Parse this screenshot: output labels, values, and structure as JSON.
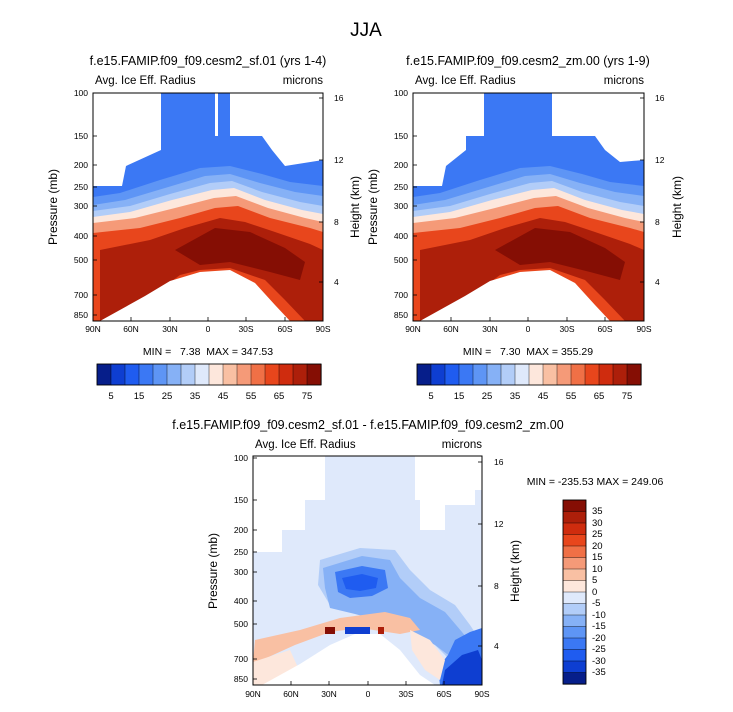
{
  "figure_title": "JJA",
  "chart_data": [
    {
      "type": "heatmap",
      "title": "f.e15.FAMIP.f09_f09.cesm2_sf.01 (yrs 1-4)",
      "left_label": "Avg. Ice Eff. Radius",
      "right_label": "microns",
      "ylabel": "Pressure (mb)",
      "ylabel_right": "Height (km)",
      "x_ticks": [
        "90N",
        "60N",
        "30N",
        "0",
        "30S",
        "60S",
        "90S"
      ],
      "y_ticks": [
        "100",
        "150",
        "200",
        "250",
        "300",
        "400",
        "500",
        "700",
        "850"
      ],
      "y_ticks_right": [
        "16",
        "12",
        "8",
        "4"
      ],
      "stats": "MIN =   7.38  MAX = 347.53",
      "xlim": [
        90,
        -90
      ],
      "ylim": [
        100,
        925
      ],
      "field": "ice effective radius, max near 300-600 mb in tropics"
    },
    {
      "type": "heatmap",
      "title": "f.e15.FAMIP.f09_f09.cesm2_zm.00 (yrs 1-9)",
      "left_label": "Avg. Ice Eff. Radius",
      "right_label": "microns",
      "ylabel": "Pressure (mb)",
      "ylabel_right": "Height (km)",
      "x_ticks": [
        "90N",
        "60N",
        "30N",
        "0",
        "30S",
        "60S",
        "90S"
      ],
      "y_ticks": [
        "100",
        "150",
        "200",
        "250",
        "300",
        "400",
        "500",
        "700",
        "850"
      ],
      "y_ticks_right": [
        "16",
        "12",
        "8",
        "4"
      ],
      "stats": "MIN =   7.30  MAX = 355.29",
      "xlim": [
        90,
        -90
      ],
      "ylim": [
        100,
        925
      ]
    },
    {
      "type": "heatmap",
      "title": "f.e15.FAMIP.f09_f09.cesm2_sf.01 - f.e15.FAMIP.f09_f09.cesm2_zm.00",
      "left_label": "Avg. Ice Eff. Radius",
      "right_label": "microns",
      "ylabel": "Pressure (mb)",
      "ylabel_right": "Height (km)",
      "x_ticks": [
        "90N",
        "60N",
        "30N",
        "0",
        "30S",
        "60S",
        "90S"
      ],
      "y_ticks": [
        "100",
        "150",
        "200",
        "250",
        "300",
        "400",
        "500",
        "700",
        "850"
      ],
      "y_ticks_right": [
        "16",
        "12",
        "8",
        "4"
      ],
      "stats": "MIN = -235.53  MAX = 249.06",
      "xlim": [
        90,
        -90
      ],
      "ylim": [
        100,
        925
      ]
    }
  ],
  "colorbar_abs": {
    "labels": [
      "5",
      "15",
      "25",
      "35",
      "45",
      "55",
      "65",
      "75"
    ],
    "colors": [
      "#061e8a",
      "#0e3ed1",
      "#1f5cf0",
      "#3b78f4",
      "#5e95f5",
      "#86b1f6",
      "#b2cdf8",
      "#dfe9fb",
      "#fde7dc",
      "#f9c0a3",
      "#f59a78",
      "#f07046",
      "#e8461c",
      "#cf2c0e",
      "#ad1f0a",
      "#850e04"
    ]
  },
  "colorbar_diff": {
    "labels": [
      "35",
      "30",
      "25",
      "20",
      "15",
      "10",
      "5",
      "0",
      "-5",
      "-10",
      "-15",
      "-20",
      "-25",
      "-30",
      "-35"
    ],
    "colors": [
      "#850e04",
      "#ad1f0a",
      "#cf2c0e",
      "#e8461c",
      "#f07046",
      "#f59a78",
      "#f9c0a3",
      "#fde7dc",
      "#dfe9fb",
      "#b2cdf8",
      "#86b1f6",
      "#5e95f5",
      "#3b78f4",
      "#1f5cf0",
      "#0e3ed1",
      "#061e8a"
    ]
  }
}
-=-=-
Written request: From the records given above, reproduce all text exactly and exclude each picture.

Correct output:
Parse this screenshot: output labels, values, and structure as JSON.
{
  "figure_title": "JJA",
  "chart_data": [
    {
      "type": "heatmap",
      "title": "f.e15.FAMIP.f09_f09.cesm2_sf.01 (yrs 1-4)",
      "left_label": "Avg. Ice Eff. Radius",
      "right_label": "microns",
      "ylabel": "Pressure (mb)",
      "ylabel_right": "Height (km)",
      "x_ticks": [
        "90N",
        "60N",
        "30N",
        "0",
        "30S",
        "60S",
        "90S"
      ],
      "y_ticks": [
        "100",
        "150",
        "200",
        "250",
        "300",
        "400",
        "500",
        "700",
        "850"
      ],
      "y_ticks_right": [
        "16",
        "12",
        "8",
        "4"
      ],
      "stats": "MIN =   7.38  MAX = 347.53",
      "xlim": [
        90,
        -90
      ],
      "ylim": [
        100,
        925
      ],
      "field": "ice effective radius, max near 300-600 mb in tropics"
    },
    {
      "type": "heatmap",
      "title": "f.e15.FAMIP.f09_f09.cesm2_zm.00 (yrs 1-9)",
      "left_label": "Avg. Ice Eff. Radius",
      "right_label": "microns",
      "ylabel": "Pressure (mb)",
      "ylabel_right": "Height (km)",
      "x_ticks": [
        "90N",
        "60N",
        "30N",
        "0",
        "30S",
        "60S",
        "90S"
      ],
      "y_ticks": [
        "100",
        "150",
        "200",
        "250",
        "300",
        "400",
        "500",
        "700",
        "850"
      ],
      "y_ticks_right": [
        "16",
        "12",
        "8",
        "4"
      ],
      "stats": "MIN =   7.30  MAX = 355.29",
      "xlim": [
        90,
        -90
      ],
      "ylim": [
        100,
        925
      ]
    },
    {
      "type": "heatmap",
      "title": "f.e15.FAMIP.f09_f09.cesm2_sf.01 - f.e15.FAMIP.f09_f09.cesm2_zm.00",
      "left_label": "Avg. Ice Eff. Radius",
      "right_label": "microns",
      "ylabel": "Pressure (mb)",
      "ylabel_right": "Height (km)",
      "x_ticks": [
        "90N",
        "60N",
        "30N",
        "0",
        "30S",
        "60S",
        "90S"
      ],
      "y_ticks": [
        "100",
        "150",
        "200",
        "250",
        "300",
        "400",
        "500",
        "700",
        "850"
      ],
      "y_ticks_right": [
        "16",
        "12",
        "8",
        "4"
      ],
      "stats": "MIN = -235.53  MAX = 249.06",
      "xlim": [
        90,
        -90
      ],
      "ylim": [
        100,
        925
      ]
    }
  ],
  "colorbar_abs": {
    "labels": [
      "5",
      "15",
      "25",
      "35",
      "45",
      "55",
      "65",
      "75"
    ],
    "colors": [
      "#061e8a",
      "#0e3ed1",
      "#1f5cf0",
      "#3b78f4",
      "#5e95f5",
      "#86b1f6",
      "#b2cdf8",
      "#dfe9fb",
      "#fde7dc",
      "#f9c0a3",
      "#f59a78",
      "#f07046",
      "#e8461c",
      "#cf2c0e",
      "#ad1f0a",
      "#850e04"
    ]
  },
  "colorbar_diff": {
    "labels": [
      "35",
      "30",
      "25",
      "20",
      "15",
      "10",
      "5",
      "0",
      "-5",
      "-10",
      "-15",
      "-20",
      "-25",
      "-30",
      "-35"
    ],
    "colors": [
      "#850e04",
      "#ad1f0a",
      "#cf2c0e",
      "#e8461c",
      "#f07046",
      "#f59a78",
      "#f9c0a3",
      "#fde7dc",
      "#dfe9fb",
      "#b2cdf8",
      "#86b1f6",
      "#5e95f5",
      "#3b78f4",
      "#1f5cf0",
      "#0e3ed1",
      "#061e8a"
    ]
  }
}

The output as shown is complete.